» **Task data**
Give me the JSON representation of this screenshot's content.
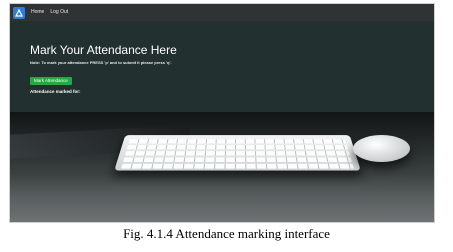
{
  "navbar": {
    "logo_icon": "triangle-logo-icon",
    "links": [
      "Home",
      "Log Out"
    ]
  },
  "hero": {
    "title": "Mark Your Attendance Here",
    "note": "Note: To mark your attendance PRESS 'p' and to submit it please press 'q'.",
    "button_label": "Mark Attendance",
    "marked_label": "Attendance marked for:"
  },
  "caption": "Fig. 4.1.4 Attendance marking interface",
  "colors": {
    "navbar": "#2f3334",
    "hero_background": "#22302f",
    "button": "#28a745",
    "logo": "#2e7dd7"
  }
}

---

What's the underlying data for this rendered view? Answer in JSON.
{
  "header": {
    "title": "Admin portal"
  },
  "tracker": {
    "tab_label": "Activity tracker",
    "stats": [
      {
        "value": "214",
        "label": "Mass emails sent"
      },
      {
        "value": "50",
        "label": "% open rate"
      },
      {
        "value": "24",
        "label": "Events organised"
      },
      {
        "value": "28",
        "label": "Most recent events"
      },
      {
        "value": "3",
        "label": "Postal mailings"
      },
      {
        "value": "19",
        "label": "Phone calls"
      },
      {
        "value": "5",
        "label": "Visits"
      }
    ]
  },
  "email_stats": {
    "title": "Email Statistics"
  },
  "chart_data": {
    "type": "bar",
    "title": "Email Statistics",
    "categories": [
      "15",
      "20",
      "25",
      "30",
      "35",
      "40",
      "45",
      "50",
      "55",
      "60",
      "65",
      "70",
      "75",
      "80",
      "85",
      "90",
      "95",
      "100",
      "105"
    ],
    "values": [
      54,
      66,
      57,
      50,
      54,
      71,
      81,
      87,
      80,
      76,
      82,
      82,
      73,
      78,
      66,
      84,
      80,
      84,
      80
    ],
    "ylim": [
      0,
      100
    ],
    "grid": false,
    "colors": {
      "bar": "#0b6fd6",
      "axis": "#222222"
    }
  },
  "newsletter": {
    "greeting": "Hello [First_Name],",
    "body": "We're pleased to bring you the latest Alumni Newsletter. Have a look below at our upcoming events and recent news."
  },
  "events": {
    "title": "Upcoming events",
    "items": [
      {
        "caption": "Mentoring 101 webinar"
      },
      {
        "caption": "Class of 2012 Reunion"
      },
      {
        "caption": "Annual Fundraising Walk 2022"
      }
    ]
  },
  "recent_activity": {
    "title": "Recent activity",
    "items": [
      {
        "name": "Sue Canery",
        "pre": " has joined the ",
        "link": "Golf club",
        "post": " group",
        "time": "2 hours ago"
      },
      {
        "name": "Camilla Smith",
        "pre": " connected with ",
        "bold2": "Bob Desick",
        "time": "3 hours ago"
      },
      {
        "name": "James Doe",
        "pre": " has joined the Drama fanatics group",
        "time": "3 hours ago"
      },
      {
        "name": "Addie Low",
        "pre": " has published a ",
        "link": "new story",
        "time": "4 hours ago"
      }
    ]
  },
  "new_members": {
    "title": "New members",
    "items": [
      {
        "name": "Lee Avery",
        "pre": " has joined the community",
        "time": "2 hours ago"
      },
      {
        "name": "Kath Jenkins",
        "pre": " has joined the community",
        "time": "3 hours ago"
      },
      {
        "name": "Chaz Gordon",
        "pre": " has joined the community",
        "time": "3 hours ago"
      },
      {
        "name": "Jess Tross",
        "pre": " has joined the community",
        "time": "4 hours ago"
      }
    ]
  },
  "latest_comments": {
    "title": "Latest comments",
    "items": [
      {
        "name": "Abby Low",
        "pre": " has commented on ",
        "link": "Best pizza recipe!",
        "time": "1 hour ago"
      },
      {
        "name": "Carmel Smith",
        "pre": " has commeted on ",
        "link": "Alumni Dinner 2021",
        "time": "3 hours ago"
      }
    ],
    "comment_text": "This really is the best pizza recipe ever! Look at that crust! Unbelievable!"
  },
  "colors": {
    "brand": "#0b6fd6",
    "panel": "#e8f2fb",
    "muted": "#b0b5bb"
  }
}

» **What is required**
Extract all lines of the records above that include "recipe".

» **Result**
        "link": "Best pizza recipe!",
    "comment_text": "This really is the best pizza recipe ever! Look at that crust! Unbelievable!"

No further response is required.